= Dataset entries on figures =
..............................

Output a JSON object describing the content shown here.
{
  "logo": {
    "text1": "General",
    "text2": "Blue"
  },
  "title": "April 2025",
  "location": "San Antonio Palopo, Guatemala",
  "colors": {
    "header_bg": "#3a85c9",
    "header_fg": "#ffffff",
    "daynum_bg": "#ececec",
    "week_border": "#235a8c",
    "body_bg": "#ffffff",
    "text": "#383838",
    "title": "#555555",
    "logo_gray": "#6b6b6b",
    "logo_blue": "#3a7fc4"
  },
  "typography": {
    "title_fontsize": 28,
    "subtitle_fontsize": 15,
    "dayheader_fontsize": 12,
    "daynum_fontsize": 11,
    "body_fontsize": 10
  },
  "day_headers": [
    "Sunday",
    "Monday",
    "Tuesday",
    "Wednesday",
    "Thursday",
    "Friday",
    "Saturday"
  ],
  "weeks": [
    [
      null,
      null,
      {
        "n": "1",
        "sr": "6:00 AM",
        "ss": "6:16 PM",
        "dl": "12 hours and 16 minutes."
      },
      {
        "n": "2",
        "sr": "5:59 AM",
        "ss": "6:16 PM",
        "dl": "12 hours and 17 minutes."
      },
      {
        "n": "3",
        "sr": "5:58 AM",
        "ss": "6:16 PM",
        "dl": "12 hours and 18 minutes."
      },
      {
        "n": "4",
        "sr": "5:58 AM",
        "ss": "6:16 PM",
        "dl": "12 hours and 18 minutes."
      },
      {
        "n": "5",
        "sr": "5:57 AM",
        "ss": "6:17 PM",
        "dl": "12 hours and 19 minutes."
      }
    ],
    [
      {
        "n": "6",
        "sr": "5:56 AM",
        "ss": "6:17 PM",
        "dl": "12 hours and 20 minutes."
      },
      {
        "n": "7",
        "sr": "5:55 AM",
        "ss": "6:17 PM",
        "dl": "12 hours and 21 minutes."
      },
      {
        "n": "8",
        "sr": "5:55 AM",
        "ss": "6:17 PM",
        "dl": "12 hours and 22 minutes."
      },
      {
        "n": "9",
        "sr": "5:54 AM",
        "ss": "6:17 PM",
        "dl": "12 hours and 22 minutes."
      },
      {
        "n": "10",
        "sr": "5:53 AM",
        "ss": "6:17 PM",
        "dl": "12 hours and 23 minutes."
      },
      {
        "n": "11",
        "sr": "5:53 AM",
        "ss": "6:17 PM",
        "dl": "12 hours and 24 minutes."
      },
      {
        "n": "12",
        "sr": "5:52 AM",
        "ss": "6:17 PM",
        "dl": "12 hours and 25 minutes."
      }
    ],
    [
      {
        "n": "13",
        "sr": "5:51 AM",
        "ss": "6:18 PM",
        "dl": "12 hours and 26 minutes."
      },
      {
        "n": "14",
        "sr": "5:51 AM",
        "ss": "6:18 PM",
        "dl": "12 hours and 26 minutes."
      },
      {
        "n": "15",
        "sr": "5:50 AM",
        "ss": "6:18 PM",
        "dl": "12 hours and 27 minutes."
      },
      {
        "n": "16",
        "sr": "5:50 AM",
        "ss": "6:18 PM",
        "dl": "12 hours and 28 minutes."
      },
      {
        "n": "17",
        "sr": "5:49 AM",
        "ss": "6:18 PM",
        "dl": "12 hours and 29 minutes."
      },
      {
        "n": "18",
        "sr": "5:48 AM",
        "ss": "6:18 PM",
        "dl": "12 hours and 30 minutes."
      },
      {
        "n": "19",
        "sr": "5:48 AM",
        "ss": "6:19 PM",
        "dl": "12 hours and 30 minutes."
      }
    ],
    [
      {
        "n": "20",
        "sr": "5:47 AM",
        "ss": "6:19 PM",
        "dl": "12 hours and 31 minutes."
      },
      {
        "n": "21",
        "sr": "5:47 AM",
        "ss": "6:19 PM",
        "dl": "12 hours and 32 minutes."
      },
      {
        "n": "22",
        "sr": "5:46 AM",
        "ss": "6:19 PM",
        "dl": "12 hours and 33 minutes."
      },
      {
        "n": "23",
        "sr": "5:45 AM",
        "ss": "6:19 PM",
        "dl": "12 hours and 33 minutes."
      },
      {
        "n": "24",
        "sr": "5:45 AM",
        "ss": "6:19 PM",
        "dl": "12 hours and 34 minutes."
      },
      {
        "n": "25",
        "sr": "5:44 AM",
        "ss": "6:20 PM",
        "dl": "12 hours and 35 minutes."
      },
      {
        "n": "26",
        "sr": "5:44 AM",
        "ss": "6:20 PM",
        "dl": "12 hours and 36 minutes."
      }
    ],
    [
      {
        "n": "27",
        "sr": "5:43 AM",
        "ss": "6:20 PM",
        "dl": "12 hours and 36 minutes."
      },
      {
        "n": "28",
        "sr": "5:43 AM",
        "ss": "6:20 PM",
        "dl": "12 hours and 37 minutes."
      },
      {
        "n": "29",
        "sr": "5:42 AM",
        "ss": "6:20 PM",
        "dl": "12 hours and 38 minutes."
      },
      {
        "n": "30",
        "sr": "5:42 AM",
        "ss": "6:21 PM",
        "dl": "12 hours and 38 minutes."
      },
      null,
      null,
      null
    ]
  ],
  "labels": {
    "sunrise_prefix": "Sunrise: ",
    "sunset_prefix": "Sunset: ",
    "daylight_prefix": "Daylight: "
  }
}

..............................

= WHAT IS EXPECTED =
Output the whole listing above again, word for word.

= CORRECT RESULT =
Output a JSON object describing the content shown here.
{
  "logo": {
    "text1": "General",
    "text2": "Blue"
  },
  "title": "April 2025",
  "location": "San Antonio Palopo, Guatemala",
  "colors": {
    "header_bg": "#3a85c9",
    "header_fg": "#ffffff",
    "daynum_bg": "#ececec",
    "week_border": "#235a8c",
    "body_bg": "#ffffff",
    "text": "#383838",
    "title": "#555555",
    "logo_gray": "#6b6b6b",
    "logo_blue": "#3a7fc4"
  },
  "typography": {
    "title_fontsize": 28,
    "subtitle_fontsize": 15,
    "dayheader_fontsize": 12,
    "daynum_fontsize": 11,
    "body_fontsize": 10
  },
  "day_headers": [
    "Sunday",
    "Monday",
    "Tuesday",
    "Wednesday",
    "Thursday",
    "Friday",
    "Saturday"
  ],
  "weeks": [
    [
      null,
      null,
      {
        "n": "1",
        "sr": "6:00 AM",
        "ss": "6:16 PM",
        "dl": "12 hours and 16 minutes."
      },
      {
        "n": "2",
        "sr": "5:59 AM",
        "ss": "6:16 PM",
        "dl": "12 hours and 17 minutes."
      },
      {
        "n": "3",
        "sr": "5:58 AM",
        "ss": "6:16 PM",
        "dl": "12 hours and 18 minutes."
      },
      {
        "n": "4",
        "sr": "5:58 AM",
        "ss": "6:16 PM",
        "dl": "12 hours and 18 minutes."
      },
      {
        "n": "5",
        "sr": "5:57 AM",
        "ss": "6:17 PM",
        "dl": "12 hours and 19 minutes."
      }
    ],
    [
      {
        "n": "6",
        "sr": "5:56 AM",
        "ss": "6:17 PM",
        "dl": "12 hours and 20 minutes."
      },
      {
        "n": "7",
        "sr": "5:55 AM",
        "ss": "6:17 PM",
        "dl": "12 hours and 21 minutes."
      },
      {
        "n": "8",
        "sr": "5:55 AM",
        "ss": "6:17 PM",
        "dl": "12 hours and 22 minutes."
      },
      {
        "n": "9",
        "sr": "5:54 AM",
        "ss": "6:17 PM",
        "dl": "12 hours and 22 minutes."
      },
      {
        "n": "10",
        "sr": "5:53 AM",
        "ss": "6:17 PM",
        "dl": "12 hours and 23 minutes."
      },
      {
        "n": "11",
        "sr": "5:53 AM",
        "ss": "6:17 PM",
        "dl": "12 hours and 24 minutes."
      },
      {
        "n": "12",
        "sr": "5:52 AM",
        "ss": "6:17 PM",
        "dl": "12 hours and 25 minutes."
      }
    ],
    [
      {
        "n": "13",
        "sr": "5:51 AM",
        "ss": "6:18 PM",
        "dl": "12 hours and 26 minutes."
      },
      {
        "n": "14",
        "sr": "5:51 AM",
        "ss": "6:18 PM",
        "dl": "12 hours and 26 minutes."
      },
      {
        "n": "15",
        "sr": "5:50 AM",
        "ss": "6:18 PM",
        "dl": "12 hours and 27 minutes."
      },
      {
        "n": "16",
        "sr": "5:50 AM",
        "ss": "6:18 PM",
        "dl": "12 hours and 28 minutes."
      },
      {
        "n": "17",
        "sr": "5:49 AM",
        "ss": "6:18 PM",
        "dl": "12 hours and 29 minutes."
      },
      {
        "n": "18",
        "sr": "5:48 AM",
        "ss": "6:18 PM",
        "dl": "12 hours and 30 minutes."
      },
      {
        "n": "19",
        "sr": "5:48 AM",
        "ss": "6:19 PM",
        "dl": "12 hours and 30 minutes."
      }
    ],
    [
      {
        "n": "20",
        "sr": "5:47 AM",
        "ss": "6:19 PM",
        "dl": "12 hours and 31 minutes."
      },
      {
        "n": "21",
        "sr": "5:47 AM",
        "ss": "6:19 PM",
        "dl": "12 hours and 32 minutes."
      },
      {
        "n": "22",
        "sr": "5:46 AM",
        "ss": "6:19 PM",
        "dl": "12 hours and 33 minutes."
      },
      {
        "n": "23",
        "sr": "5:45 AM",
        "ss": "6:19 PM",
        "dl": "12 hours and 33 minutes."
      },
      {
        "n": "24",
        "sr": "5:45 AM",
        "ss": "6:19 PM",
        "dl": "12 hours and 34 minutes."
      },
      {
        "n": "25",
        "sr": "5:44 AM",
        "ss": "6:20 PM",
        "dl": "12 hours and 35 minutes."
      },
      {
        "n": "26",
        "sr": "5:44 AM",
        "ss": "6:20 PM",
        "dl": "12 hours and 36 minutes."
      }
    ],
    [
      {
        "n": "27",
        "sr": "5:43 AM",
        "ss": "6:20 PM",
        "dl": "12 hours and 36 minutes."
      },
      {
        "n": "28",
        "sr": "5:43 AM",
        "ss": "6:20 PM",
        "dl": "12 hours and 37 minutes."
      },
      {
        "n": "29",
        "sr": "5:42 AM",
        "ss": "6:20 PM",
        "dl": "12 hours and 38 minutes."
      },
      {
        "n": "30",
        "sr": "5:42 AM",
        "ss": "6:21 PM",
        "dl": "12 hours and 38 minutes."
      },
      null,
      null,
      null
    ]
  ],
  "labels": {
    "sunrise_prefix": "Sunrise: ",
    "sunset_prefix": "Sunset: ",
    "daylight_prefix": "Daylight: "
  }
}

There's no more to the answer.